Task inputs:

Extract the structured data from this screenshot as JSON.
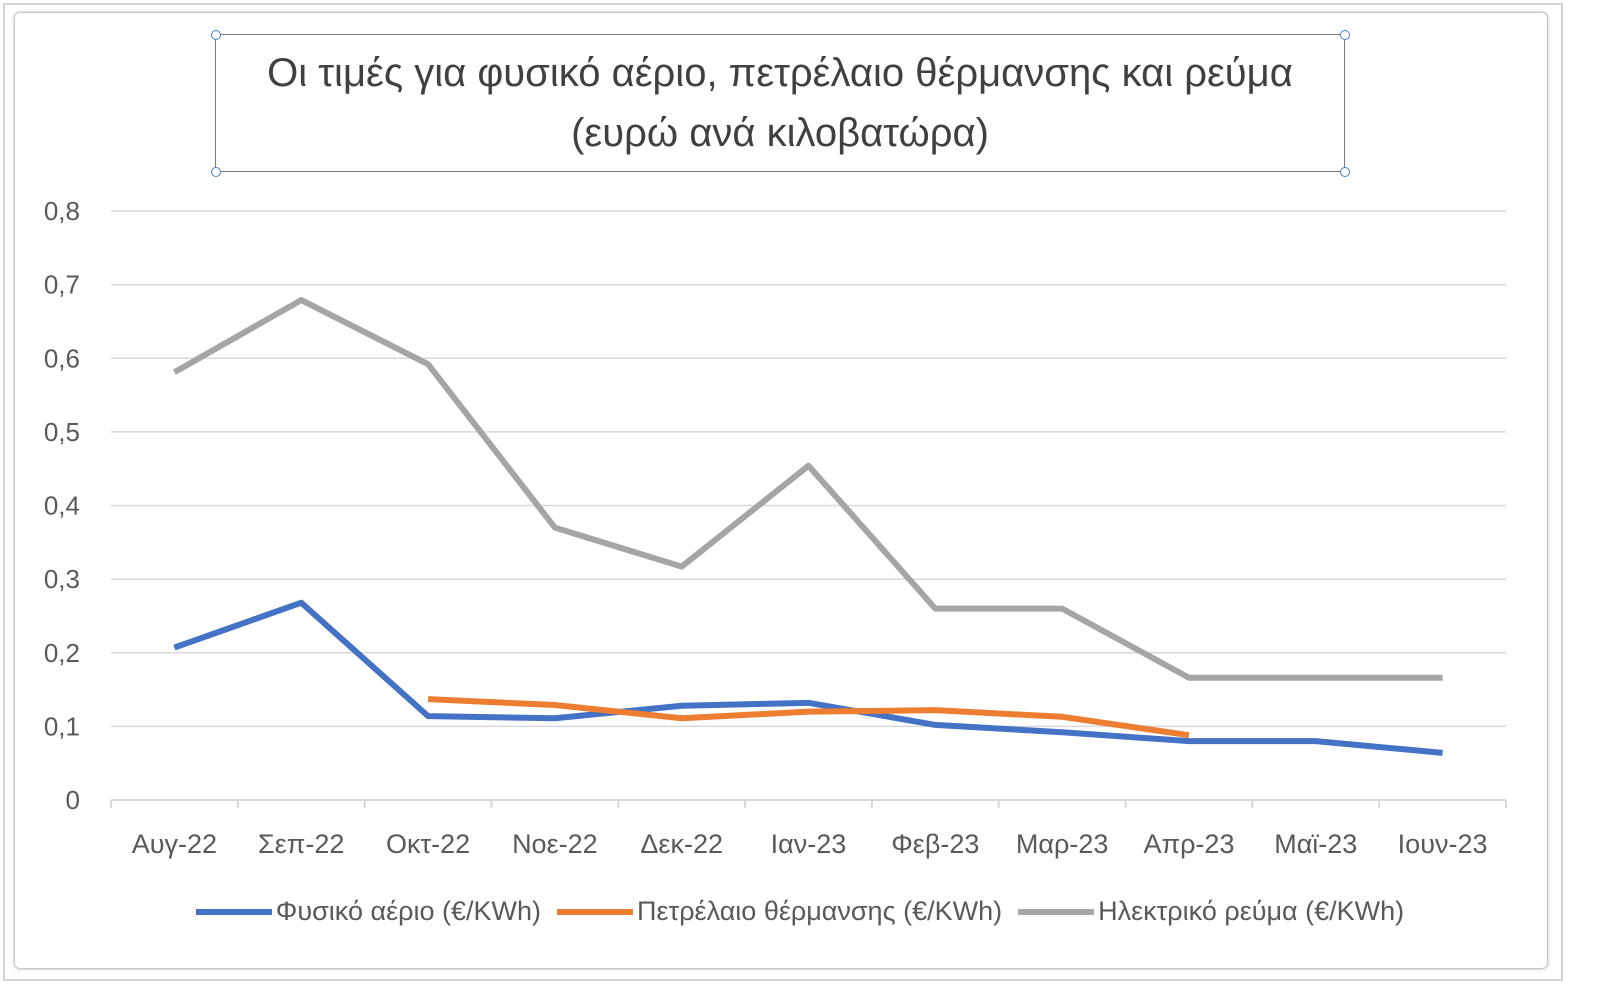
{
  "chart_data": {
    "type": "line",
    "title": "Οι τιμές για φυσικό αέριο, πετρέλαιο θέρμανσης και ρεύμα (ευρώ ανά κιλοβατώρα)",
    "categories": [
      "Αυγ-22",
      "Σεπ-22",
      "Οκτ-22",
      "Νοε-22",
      "Δεκ-22",
      "Ιαν-23",
      "Φεβ-23",
      "Μαρ-23",
      "Απρ-23",
      "Μαϊ-23",
      "Ιουν-23"
    ],
    "ylim": [
      0,
      0.8
    ],
    "yticks": [
      "0",
      "0,1",
      "0,2",
      "0,3",
      "0,4",
      "0,5",
      "0,6",
      "0,7",
      "0,8"
    ],
    "grid": true,
    "legend": "bottom",
    "series": [
      {
        "name": "Φυσικό αέριο (€/KWh)",
        "color": "#4472c4",
        "values": [
          0.207,
          0.268,
          0.114,
          0.111,
          0.128,
          0.132,
          0.102,
          0.092,
          0.08,
          0.08,
          0.064
        ]
      },
      {
        "name": "Πετρέλαιο θέρμανσης (€/KWh)",
        "color": "#ed7d31",
        "values": [
          null,
          null,
          0.137,
          0.129,
          0.111,
          0.12,
          0.122,
          0.113,
          0.088,
          null,
          null
        ]
      },
      {
        "name": "Ηλεκτρικό ρεύμα (€/KWh)",
        "color": "#a5a5a5",
        "values": [
          0.581,
          0.679,
          0.592,
          0.37,
          0.317,
          0.454,
          0.26,
          0.26,
          0.166,
          0.166,
          0.166
        ]
      }
    ]
  }
}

Task requirements: Drop the images and quote the entries word for word.

Written solution:
Extract the structured data from this screenshot as JSON.
{
  "chart_data": {
    "type": "line",
    "title": "Οι τιμές για φυσικό αέριο, πετρέλαιο θέρμανσης και ρεύμα (ευρώ ανά κιλοβατώρα)",
    "categories": [
      "Αυγ-22",
      "Σεπ-22",
      "Οκτ-22",
      "Νοε-22",
      "Δεκ-22",
      "Ιαν-23",
      "Φεβ-23",
      "Μαρ-23",
      "Απρ-23",
      "Μαϊ-23",
      "Ιουν-23"
    ],
    "ylim": [
      0,
      0.8
    ],
    "yticks": [
      "0",
      "0,1",
      "0,2",
      "0,3",
      "0,4",
      "0,5",
      "0,6",
      "0,7",
      "0,8"
    ],
    "grid": true,
    "legend": "bottom",
    "series": [
      {
        "name": "Φυσικό αέριο (€/KWh)",
        "color": "#4472c4",
        "values": [
          0.207,
          0.268,
          0.114,
          0.111,
          0.128,
          0.132,
          0.102,
          0.092,
          0.08,
          0.08,
          0.064
        ]
      },
      {
        "name": "Πετρέλαιο θέρμανσης (€/KWh)",
        "color": "#ed7d31",
        "values": [
          null,
          null,
          0.137,
          0.129,
          0.111,
          0.12,
          0.122,
          0.113,
          0.088,
          null,
          null
        ]
      },
      {
        "name": "Ηλεκτρικό ρεύμα (€/KWh)",
        "color": "#a5a5a5",
        "values": [
          0.581,
          0.679,
          0.592,
          0.37,
          0.317,
          0.454,
          0.26,
          0.26,
          0.166,
          0.166,
          0.166
        ]
      }
    ]
  }
}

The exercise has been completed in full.